To be done ▸
Transcribe the material word for word, but without the images.

Records:
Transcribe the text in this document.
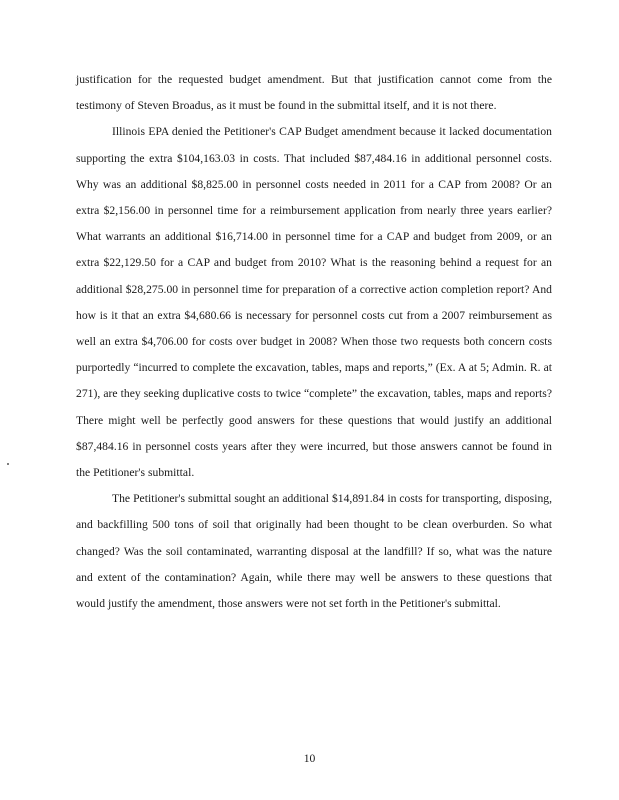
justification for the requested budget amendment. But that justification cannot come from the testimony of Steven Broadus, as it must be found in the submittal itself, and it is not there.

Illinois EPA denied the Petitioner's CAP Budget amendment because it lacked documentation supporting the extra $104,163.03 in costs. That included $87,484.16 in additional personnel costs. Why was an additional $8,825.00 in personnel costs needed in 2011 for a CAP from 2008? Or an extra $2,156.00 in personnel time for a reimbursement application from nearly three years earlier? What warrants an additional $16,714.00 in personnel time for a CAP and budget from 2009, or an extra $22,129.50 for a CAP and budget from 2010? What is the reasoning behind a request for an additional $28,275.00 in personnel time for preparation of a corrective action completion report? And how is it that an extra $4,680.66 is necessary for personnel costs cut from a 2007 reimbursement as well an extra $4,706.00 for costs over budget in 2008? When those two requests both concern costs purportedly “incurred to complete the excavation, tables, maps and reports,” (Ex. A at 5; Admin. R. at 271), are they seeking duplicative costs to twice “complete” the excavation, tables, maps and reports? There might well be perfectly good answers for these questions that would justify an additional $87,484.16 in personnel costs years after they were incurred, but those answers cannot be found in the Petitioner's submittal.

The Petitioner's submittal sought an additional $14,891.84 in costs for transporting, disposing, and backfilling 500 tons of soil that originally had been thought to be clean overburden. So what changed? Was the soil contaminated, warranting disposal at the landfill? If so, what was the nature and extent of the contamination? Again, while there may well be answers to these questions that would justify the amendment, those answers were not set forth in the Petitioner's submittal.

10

The solution ▸
Transcribe the text in this document.
justification for the requested budget amendment. But that justification cannot come from the testimony of Steven Broadus, as it must be found in the submittal itself, and it is not there.

Illinois EPA denied the Petitioner's CAP Budget amendment because it lacked documentation supporting the extra $104,163.03 in costs. That included $87,484.16 in additional personnel costs. Why was an additional $8,825.00 in personnel costs needed in 2011 for a CAP from 2008? Or an extra $2,156.00 in personnel time for a reimbursement application from nearly three years earlier? What warrants an additional $16,714.00 in personnel time for a CAP and budget from 2009, or an extra $22,129.50 for a CAP and budget from 2010? What is the reasoning behind a request for an additional $28,275.00 in personnel time for preparation of a corrective action completion report? And how is it that an extra $4,680.66 is necessary for personnel costs cut from a 2007 reimbursement as well an extra $4,706.00 for costs over budget in 2008? When those two requests both concern costs purportedly “incurred to complete the excavation, tables, maps and reports,” (Ex. A at 5; Admin. R. at 271), are they seeking duplicative costs to twice “complete” the excavation, tables, maps and reports? There might well be perfectly good answers for these questions that would justify an additional $87,484.16 in personnel costs years after they were incurred, but those answers cannot be found in the Petitioner's submittal.

The Petitioner's submittal sought an additional $14,891.84 in costs for transporting, disposing, and backfilling 500 tons of soil that originally had been thought to be clean overburden. So what changed? Was the soil contaminated, warranting disposal at the landfill? If so, what was the nature and extent of the contamination? Again, while there may well be answers to these questions that would justify the amendment, those answers were not set forth in the Petitioner's submittal.

10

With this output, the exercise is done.